ИСХОДНЫЙ ТЕКСТ
'''

Но именно эта возможность, а точнее, возможность того, что такое А-устройство создадут в гитлеровской Германии, открыла вопрос, можно ли на Земле создать условия, подобные внутризвездным. Опередить коллег, оставшихся в Германии, старалась мировая «сборная» физиков, собранная в Лос-Аламосе в 1943 году. В состав «сборной» входил и Теллер, и он размышлял об H-бомбе больше других. Ему, как и прочим, было ясно, что внутризвездные условия на Земле вряд ли можно создать без мощной А-бомбы. А в возможности создания А-бомбы в Лос-Аламосе уже не сомневались, искали лишь оптимальную конструкцию. Научный руководитель Лос-Аламоса Оппенгеймер и главный теоретик Ханс Бете, ценя таланты Теллера, дали ему возможность сосредоточиться на H-бомбе. В результате к концу войны возник конкретный проект «супербомбы», и физики занимались расчетами ее конструкции.

Разгром нацистской Германии, А-капитуляция Японии три месяца спустя и начало холодной войны побуждали физиков заново осмыслить предыдущие и будущие этапы создания ядерного оружия. Большинство занятых в проекте ученых считало вполне оправданными — морально и политически — как свои творческие старания во время боевых действий, так и роль А-бомбардировок Японии в прекращении мировой войны. Но дальнейшее развитие ядерного оружия, особенно работу над созданием H-бомбы, они считали ненужным и даже вредным для судеб человечества, покинув ядерный проект и вернувшись к мирной науке. Это мнение перед американским правительством защищал «отец атомной бомбы» Оппенгеймер, председатель Комитета научных советников при Комиссии по атомной энергии США.

Лишь меньшинство — в обстоятельствах холодной войны — видело в сталинской России угрозу не меньшую, чем гитлеровская Германия накануне Второй мировой. В это меньшинство входил и Теллер. Сильнейший аргумент это меньшинство получило в сентябре 1949 года, когда американская разведка получила доказательства проведенного в СССР испытания А-бомбы и деятельности советских агентов — «атомных шпионов», прежде всего Клауса Фукса, выдающегося физика, работавшего в Лос-Аламосе и имевшего доступ ко всем «атомным секретам».

'''

ЗАДАНИЯ
1 – Выпишите все фамилии людей, которые встречаются в тексте о создании водородной бомбы.
2 – Перепишите из текста о создании водородной бомбы фрагмент между «Разгром нацистской Германии, А-капитуляция» и «атомной энергии США.», включая оба этих места.
Далее идёт отдельный, самостоятельный материал.

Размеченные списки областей
'''

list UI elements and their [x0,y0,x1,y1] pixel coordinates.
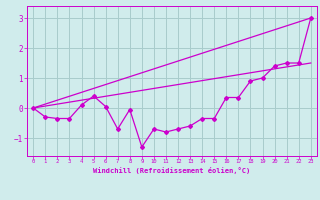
X-axis label: Windchill (Refroidissement éolien,°C): Windchill (Refroidissement éolien,°C) [93,167,251,174]
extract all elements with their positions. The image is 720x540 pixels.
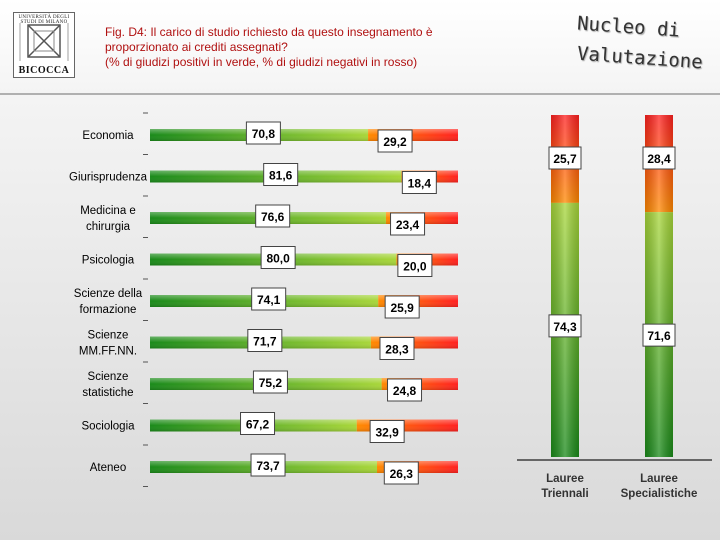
negative-value-box (401, 171, 437, 194)
negative-value-box (642, 146, 676, 170)
horizontal-bar-chart: Economia 70,8 29,2 Giurisprudenza 81,6 18,4 Me… (69, 112, 458, 487)
negative-value-box (379, 337, 415, 360)
category-label: Economia (82, 130, 134, 142)
positive-value-label: 67,2 (246, 418, 270, 432)
figure-title-line2: proporzionato ai crediti assegnati? (105, 40, 288, 54)
logo-bottom-text: BICOCCA (18, 65, 70, 76)
positive-value-box (255, 204, 291, 228)
category-label: Ateneo (90, 462, 126, 474)
positive-value-label: 74,3 (553, 320, 577, 334)
logo-emblem (19, 23, 69, 61)
positive-value-label: 81,6 (269, 169, 293, 183)
header-divider (0, 93, 720, 95)
negative-value-label: 25,9 (390, 301, 414, 315)
category-label: Scienze MM.FF.NN. (79, 330, 137, 358)
negative-value-label: 28,3 (385, 343, 409, 357)
positive-value-label: 71,7 (253, 335, 277, 349)
negative-value-box (377, 129, 413, 153)
vertical-bar-chart: 25,7 74,3 Lauree Triennali 28,4 71,6 Lauree Spe… (517, 115, 712, 500)
positive-value-box (548, 314, 582, 338)
category-label: Giurisprudenza (69, 172, 148, 184)
column-category-label: Lauree Triennali (541, 473, 588, 500)
positive-value-box (240, 412, 276, 435)
positive-value-box (247, 329, 283, 352)
positive-value-label: 75,2 (259, 376, 283, 390)
logo-top-text: UNIVERSITÀ DEGLI STUDI DI MILANO (18, 15, 70, 25)
positive-value-box (251, 287, 287, 311)
negative-value-label: 20,0 (403, 260, 427, 274)
category-label: Scienze statistiche (82, 371, 133, 399)
column-category-label: Lauree Specialistiche (621, 473, 698, 500)
negative-value-box (384, 295, 420, 319)
figure-title: Fig. D4: Il carico di studio richiesto d… (105, 25, 545, 70)
university-logo: UNIVERSITÀ DEGLI STUDI DI MILANO BICOCCA (13, 12, 75, 78)
positive-value-box (260, 246, 296, 269)
positive-value-label: 70,8 (252, 127, 276, 141)
positive-value-label: 76,6 (261, 210, 285, 224)
negative-value-label: 32,9 (375, 426, 399, 440)
positive-value-box (263, 163, 299, 186)
category-label: Medicina e chirurgia (80, 205, 136, 233)
figure-title-line1: Fig. D4: Il carico di studio richiesto d… (105, 25, 433, 39)
negative-value-label: 18,4 (408, 177, 432, 191)
negative-value-label: 23,4 (396, 218, 420, 232)
category-label: Scienze della formazione (74, 288, 143, 316)
category-label: Sociologia (81, 421, 135, 433)
negative-value-box (387, 378, 423, 402)
negative-value-box (397, 254, 433, 277)
negative-value-box (383, 461, 419, 485)
negative-value-box (369, 420, 405, 443)
positive-value-box (642, 323, 676, 347)
negative-value-box (390, 212, 426, 236)
figure-title-line3: (% di giudizi positivi in verde, % di gi… (105, 55, 418, 69)
negative-value-label: 29,2 (383, 135, 407, 149)
positive-value-box (252, 370, 288, 394)
positive-value-label: 73,7 (256, 459, 280, 473)
positive-value-label: 80,0 (266, 252, 290, 266)
positive-value-box (250, 453, 286, 477)
negative-value-box (548, 146, 582, 170)
category-label: Psicologia (82, 255, 135, 267)
negative-value-label: 28,4 (647, 152, 671, 166)
positive-value-label: 71,6 (647, 329, 671, 343)
negative-value-label: 25,7 (553, 152, 577, 166)
negative-value-label: 24,8 (393, 384, 417, 398)
positive-value-box (245, 121, 281, 145)
negative-value-label: 26,3 (390, 467, 414, 481)
positive-value-label: 74,1 (257, 293, 281, 307)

'''

ОТВЕТЫ К ЗАДАНИЯМ
1 – Теллер, Оппенгеймер, Бете, Фукс

2 –
Разгром нацистской Германии, А-капитуляция Японии три месяца спустя и начало холодной войны побуждали физиков заново осмыслить предыдущие и будущие этапы создания ядерного оружия. Большинство занятых в проекте ученых считало вполне оправданными — морально и политически — как свои творческие старания во время боевых действий, так и роль А-бомбардировок Японии в прекращении мировой войны. Но дальнейшее развитие ядерного оружия, особенно работу над созданием H-бомбы, они считали ненужным и даже вредным для судеб человечества, покинув ядерный проект и вернувшись к мирной науке. Это мнение перед американским правительством защищал «отец атомной бомбы» Оппенгеймер, председатель Комитета научных советников при Комиссии по атомной энергии США.